- REQUIREMENTS: Reproduce every entry below precisely; do not include the pictures.
-- Start RECORDS TO USE --
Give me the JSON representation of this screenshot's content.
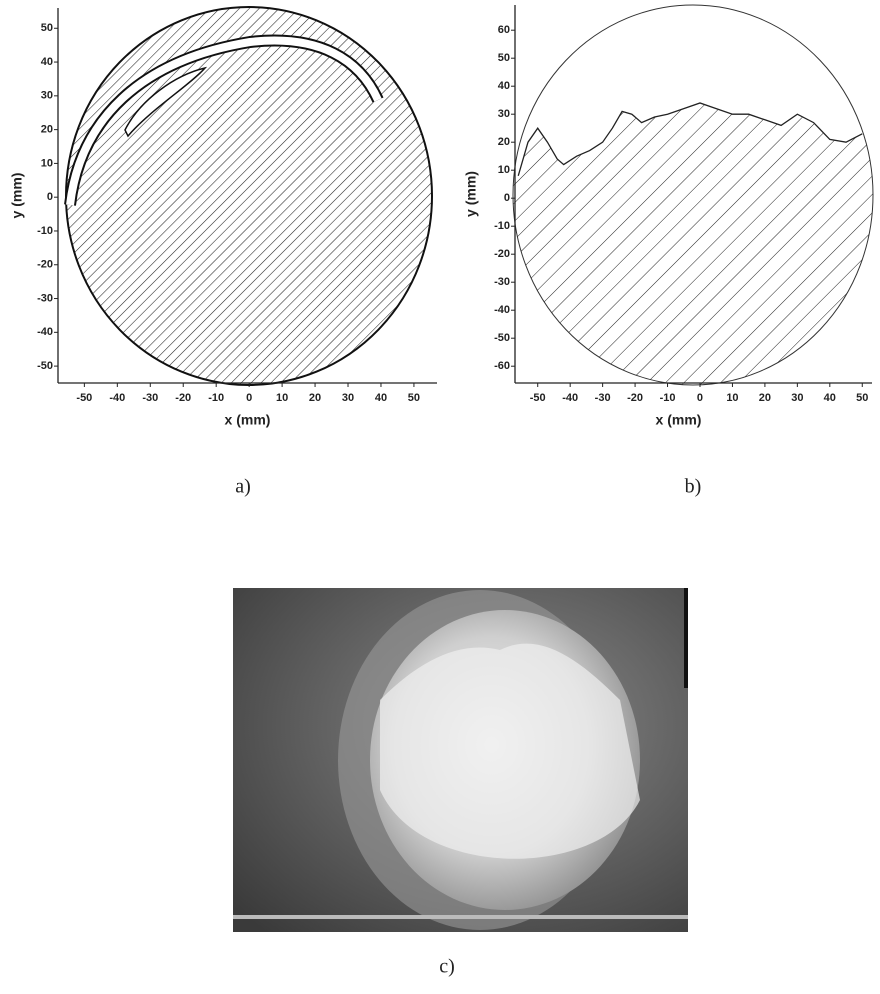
{
  "chart_data": [
    {
      "type": "region",
      "caption": "a)",
      "x_label": "x (mm)",
      "y_label": "y (mm)",
      "xlim": [
        -58,
        57
      ],
      "ylim": [
        -55,
        56
      ],
      "xticks": [
        -50,
        -40,
        -30,
        -20,
        -10,
        0,
        10,
        20,
        30,
        40,
        50
      ],
      "yticks": [
        -50,
        -40,
        -30,
        -20,
        -10,
        0,
        10,
        20,
        30,
        40,
        50
      ]
    },
    {
      "type": "surface",
      "caption": "b)",
      "x_label": "x (mm)",
      "y_label": "y (mm)",
      "xlim": [
        -57,
        53
      ],
      "ylim": [
        -66,
        69
      ],
      "xticks": [
        -50,
        -40,
        -30,
        -20,
        -10,
        0,
        10,
        20,
        30,
        40,
        50
      ],
      "yticks": [
        -60,
        -50,
        -40,
        -30,
        -20,
        -10,
        0,
        10,
        20,
        30,
        40,
        50,
        60
      ],
      "x": [
        -56,
        -53,
        -50,
        -47,
        -44,
        -42,
        -38,
        -34,
        -30,
        -27,
        -24,
        -21,
        -18,
        -14,
        -10,
        -5,
        0,
        5,
        10,
        15,
        20,
        25,
        30,
        35,
        40,
        45,
        50
      ],
      "values": [
        8,
        20,
        25,
        20,
        14,
        12,
        15,
        17,
        20,
        25,
        31,
        30,
        27,
        29,
        30,
        32,
        34,
        32,
        30,
        30,
        28,
        26,
        30,
        27,
        21,
        20,
        23
      ]
    }
  ],
  "photo": {
    "caption": "c)"
  }
}
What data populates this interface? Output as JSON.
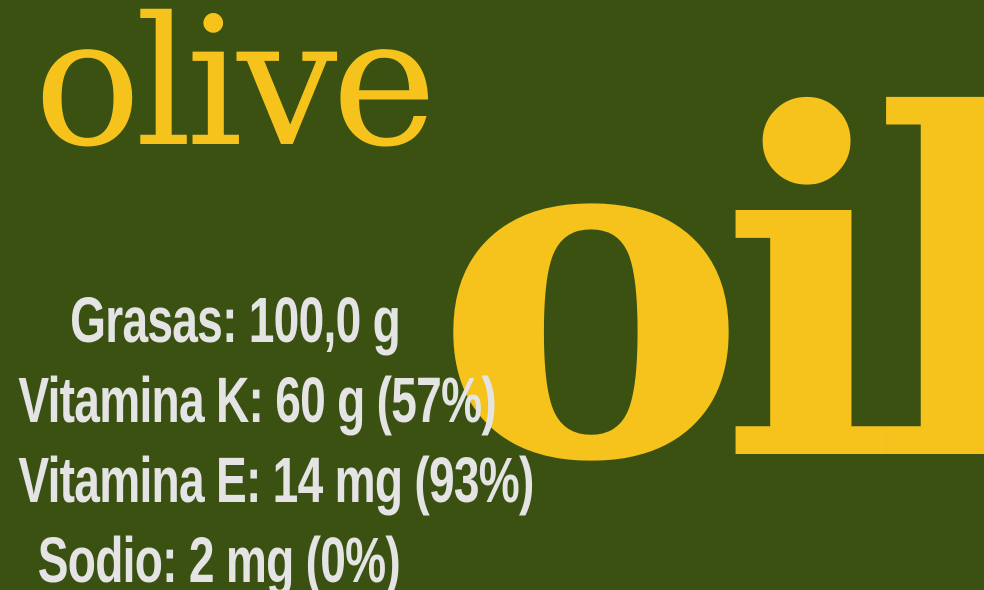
-- End RECORDS TO USE --
- FINISHED ANSWER:
Give me the JSON representation of this screenshot's content.
{
  "chart_data": [
    {
      "type": "region",
      "caption": "a)",
      "x_label": "x (mm)",
      "y_label": "y (mm)",
      "xlim": [
        -58,
        57
      ],
      "ylim": [
        -55,
        56
      ],
      "xticks": [
        -50,
        -40,
        -30,
        -20,
        -10,
        0,
        10,
        20,
        30,
        40,
        50
      ],
      "yticks": [
        -50,
        -40,
        -30,
        -20,
        -10,
        0,
        10,
        20,
        30,
        40,
        50
      ]
    },
    {
      "type": "surface",
      "caption": "b)",
      "x_label": "x (mm)",
      "y_label": "y (mm)",
      "xlim": [
        -57,
        53
      ],
      "ylim": [
        -66,
        69
      ],
      "xticks": [
        -50,
        -40,
        -30,
        -20,
        -10,
        0,
        10,
        20,
        30,
        40,
        50
      ],
      "yticks": [
        -60,
        -50,
        -40,
        -30,
        -20,
        -10,
        0,
        10,
        20,
        30,
        40,
        50,
        60
      ],
      "x": [
        -56,
        -53,
        -50,
        -47,
        -44,
        -42,
        -38,
        -34,
        -30,
        -27,
        -24,
        -21,
        -18,
        -14,
        -10,
        -5,
        0,
        5,
        10,
        15,
        20,
        25,
        30,
        35,
        40,
        45,
        50
      ],
      "values": [
        8,
        20,
        25,
        20,
        14,
        12,
        15,
        17,
        20,
        25,
        31,
        30,
        27,
        29,
        30,
        32,
        34,
        32,
        30,
        30,
        28,
        26,
        30,
        27,
        21,
        20,
        23
      ]
    }
  ],
  "photo": {
    "caption": "c)"
  }
}
What data populates this interface? Output as JSON.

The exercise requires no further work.